» Task brief:
Continue the prayer below about feeling alone and hurt by other Christians, starting after its last sentence.

I don't know if I can even get this out ... feel like I have to try. I feel like it's important for others who are hurting to know they're not alone and that we all have moments of weakness ...

Why, Lord! You say remind You of the promises we stand on and let's talk. I do and You tell me if I don't have faith and believe how can I be established ... I'm afraid to come to You for Comfort anymore. It seems it just brings the enemy harder and there I stand vulnerable, little and weak. I feel like You can't or won't hear me. I feel lost forever ... completely alone. There's so much I don't understand and I try to just have faith but it hurts more than I can stand. I can't even talk about the things that hurt in my home life ...

You know the other thing that hurts ... I know ... I know ... same old story ... be the bigger person ... well, Lord I don't feel big ... I feel like a disgusting piece of dung on the bottom of everyone's shoe that they just trod over to get to the 'top' wherever that is. I can't believe in my heart of hearts that Christians are supposed to make other Christians feel this way by shunning them, talking down to them, 'friends' raising their voice to me in my home when I'm already hurting ... dismissing what I believe with no respect ... others dismissing the pain as trivial ... the list is endless. I'm one little person with a whole lot of hurt going on and no where to put it. It feels like You've turned Your back on me here. You say You won't leave nor forsake us ... Jesus, I'm struggling with that hard right now ... please, Jesus, what did I do wrong! You know my heart ... You know I try to do what You want regardless of how much, deep and often it hurts ... why, Lord! ...

» Dataset records:
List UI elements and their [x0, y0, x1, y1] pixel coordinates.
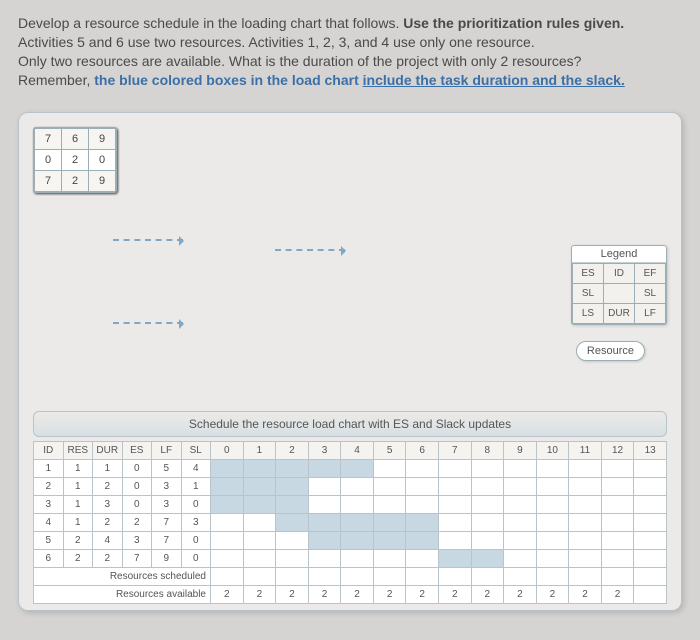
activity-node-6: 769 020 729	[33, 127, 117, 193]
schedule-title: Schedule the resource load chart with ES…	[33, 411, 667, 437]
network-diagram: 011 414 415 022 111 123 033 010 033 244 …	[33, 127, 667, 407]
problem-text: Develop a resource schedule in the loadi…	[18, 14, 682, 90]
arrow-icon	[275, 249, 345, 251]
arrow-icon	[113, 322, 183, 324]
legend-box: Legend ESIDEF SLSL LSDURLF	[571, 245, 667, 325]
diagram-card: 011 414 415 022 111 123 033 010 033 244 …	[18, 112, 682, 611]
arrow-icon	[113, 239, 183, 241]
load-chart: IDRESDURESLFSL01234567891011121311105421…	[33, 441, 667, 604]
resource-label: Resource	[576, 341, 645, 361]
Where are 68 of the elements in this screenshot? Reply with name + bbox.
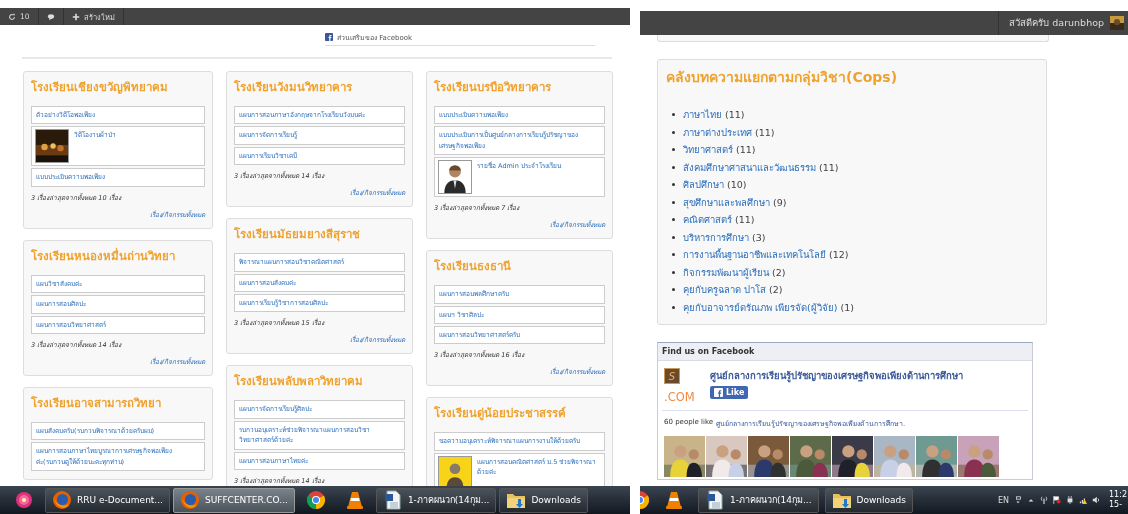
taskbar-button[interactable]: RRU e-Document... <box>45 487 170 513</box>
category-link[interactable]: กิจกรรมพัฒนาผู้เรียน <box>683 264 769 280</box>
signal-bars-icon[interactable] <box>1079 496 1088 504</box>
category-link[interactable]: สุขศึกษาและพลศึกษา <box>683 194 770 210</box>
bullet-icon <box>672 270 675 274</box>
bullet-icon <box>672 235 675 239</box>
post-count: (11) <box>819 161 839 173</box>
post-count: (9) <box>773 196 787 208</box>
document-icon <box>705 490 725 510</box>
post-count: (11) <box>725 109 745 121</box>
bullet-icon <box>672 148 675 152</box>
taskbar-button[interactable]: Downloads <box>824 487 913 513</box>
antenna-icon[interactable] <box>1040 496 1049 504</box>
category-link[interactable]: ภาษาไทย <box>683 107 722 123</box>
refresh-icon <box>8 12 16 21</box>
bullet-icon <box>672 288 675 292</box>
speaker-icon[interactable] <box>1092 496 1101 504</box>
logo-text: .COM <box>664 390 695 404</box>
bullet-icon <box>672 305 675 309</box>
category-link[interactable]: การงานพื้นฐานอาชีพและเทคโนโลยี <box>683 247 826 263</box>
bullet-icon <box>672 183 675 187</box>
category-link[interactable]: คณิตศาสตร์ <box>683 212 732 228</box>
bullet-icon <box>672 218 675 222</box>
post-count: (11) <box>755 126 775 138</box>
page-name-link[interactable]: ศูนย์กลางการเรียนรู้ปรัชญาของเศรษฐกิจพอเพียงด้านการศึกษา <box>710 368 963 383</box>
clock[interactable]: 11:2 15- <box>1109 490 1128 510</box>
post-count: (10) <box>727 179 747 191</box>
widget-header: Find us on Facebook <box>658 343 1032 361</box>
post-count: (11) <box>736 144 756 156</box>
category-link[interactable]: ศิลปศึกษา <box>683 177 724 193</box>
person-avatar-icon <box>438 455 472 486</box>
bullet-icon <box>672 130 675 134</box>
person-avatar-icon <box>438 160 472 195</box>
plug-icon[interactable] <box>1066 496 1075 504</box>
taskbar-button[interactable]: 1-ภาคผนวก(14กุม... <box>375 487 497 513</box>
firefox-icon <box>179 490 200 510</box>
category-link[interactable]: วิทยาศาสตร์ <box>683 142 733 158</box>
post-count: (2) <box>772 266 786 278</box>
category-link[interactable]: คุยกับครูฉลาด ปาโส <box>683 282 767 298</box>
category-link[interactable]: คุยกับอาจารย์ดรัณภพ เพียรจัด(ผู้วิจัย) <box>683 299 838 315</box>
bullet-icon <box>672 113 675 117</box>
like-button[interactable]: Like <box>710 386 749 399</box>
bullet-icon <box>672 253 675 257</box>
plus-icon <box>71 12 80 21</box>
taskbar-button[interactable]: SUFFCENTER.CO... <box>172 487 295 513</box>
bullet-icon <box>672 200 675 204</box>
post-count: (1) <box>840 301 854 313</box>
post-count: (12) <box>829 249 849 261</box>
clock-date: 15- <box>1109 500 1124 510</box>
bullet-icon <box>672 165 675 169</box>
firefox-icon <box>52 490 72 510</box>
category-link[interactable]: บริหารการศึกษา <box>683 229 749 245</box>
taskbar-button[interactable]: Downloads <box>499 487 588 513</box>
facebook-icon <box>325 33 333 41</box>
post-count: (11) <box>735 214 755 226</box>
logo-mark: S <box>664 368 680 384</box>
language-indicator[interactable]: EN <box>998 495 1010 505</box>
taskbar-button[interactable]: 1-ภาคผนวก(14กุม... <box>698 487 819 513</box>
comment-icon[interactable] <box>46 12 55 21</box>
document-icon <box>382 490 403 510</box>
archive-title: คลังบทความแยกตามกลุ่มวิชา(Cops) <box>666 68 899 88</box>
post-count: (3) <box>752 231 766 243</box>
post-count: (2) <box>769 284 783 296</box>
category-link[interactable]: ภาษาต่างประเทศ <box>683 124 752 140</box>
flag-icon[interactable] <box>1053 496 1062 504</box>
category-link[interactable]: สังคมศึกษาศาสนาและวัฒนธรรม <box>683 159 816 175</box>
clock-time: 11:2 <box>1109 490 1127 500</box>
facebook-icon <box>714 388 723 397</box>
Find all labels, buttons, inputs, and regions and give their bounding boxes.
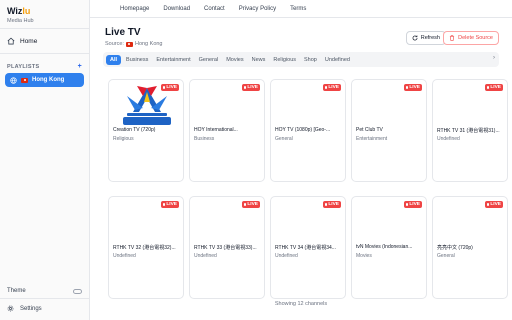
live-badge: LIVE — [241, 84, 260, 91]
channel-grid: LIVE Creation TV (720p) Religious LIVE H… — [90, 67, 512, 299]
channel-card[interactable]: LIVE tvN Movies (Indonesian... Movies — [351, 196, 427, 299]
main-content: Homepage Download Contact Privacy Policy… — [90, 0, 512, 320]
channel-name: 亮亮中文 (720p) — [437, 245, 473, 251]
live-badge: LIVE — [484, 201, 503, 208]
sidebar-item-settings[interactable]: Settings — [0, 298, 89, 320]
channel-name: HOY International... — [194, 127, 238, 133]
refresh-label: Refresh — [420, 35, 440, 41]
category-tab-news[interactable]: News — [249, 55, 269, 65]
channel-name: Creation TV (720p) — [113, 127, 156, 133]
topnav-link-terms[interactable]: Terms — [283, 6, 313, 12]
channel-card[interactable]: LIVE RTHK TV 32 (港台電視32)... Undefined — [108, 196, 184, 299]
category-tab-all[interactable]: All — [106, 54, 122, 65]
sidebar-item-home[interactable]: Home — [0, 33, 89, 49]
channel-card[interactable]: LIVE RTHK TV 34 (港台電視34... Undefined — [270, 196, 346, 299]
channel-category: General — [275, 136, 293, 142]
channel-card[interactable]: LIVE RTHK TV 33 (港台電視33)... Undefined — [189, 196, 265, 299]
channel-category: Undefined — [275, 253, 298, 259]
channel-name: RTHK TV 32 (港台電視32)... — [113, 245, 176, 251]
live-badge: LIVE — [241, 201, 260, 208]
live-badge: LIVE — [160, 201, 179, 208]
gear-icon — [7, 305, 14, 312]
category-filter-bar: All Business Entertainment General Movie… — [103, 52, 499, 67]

» Output for this task:
I'm nothing without You and I feel like I'm without You ... please forgive me for being this way ... it justs hurts too much! I love You, Jesus ... what do I do ... I just don't know ... in fact I don't know anything any more other than loving and serving You brings a lot of pain and I'm just not strong enough for it. I'm just not You. So I'm a failure ... I let You down ... where do I go from here ... back to my little world of pain and silence ... no one to talk to and no where to put the pain until I feel like I'm going to come apart inside ...

well, Lord, You say be honest with our feelings ... there they are ... now what? because I'm ready for change ... I can't do this anymore ... will You speak for me? Lord when no one else will ... will You justify me, Lord? ... will it even matter if I'm not here at cf anymore? ...

so that's where I am today, Lord ... silent until something changes

what say You, Lord? will I recieve what it takes to go on? ... or is it time for me to leave? Will You let my light be put out for someone else's to shine ... no of course not, so I guess a better question is will You stop them from putting my light out for them to shine ... because right now I've become nothing more than a joke ... forgive me for letting You down ... but I just don't have it in me anymore ... I know all these feelings are coming from the enemy but how can I defend myself ... I can't ... so there we are ... a puddle of tears, heartache and loneliness ... oh what fun we're having now ...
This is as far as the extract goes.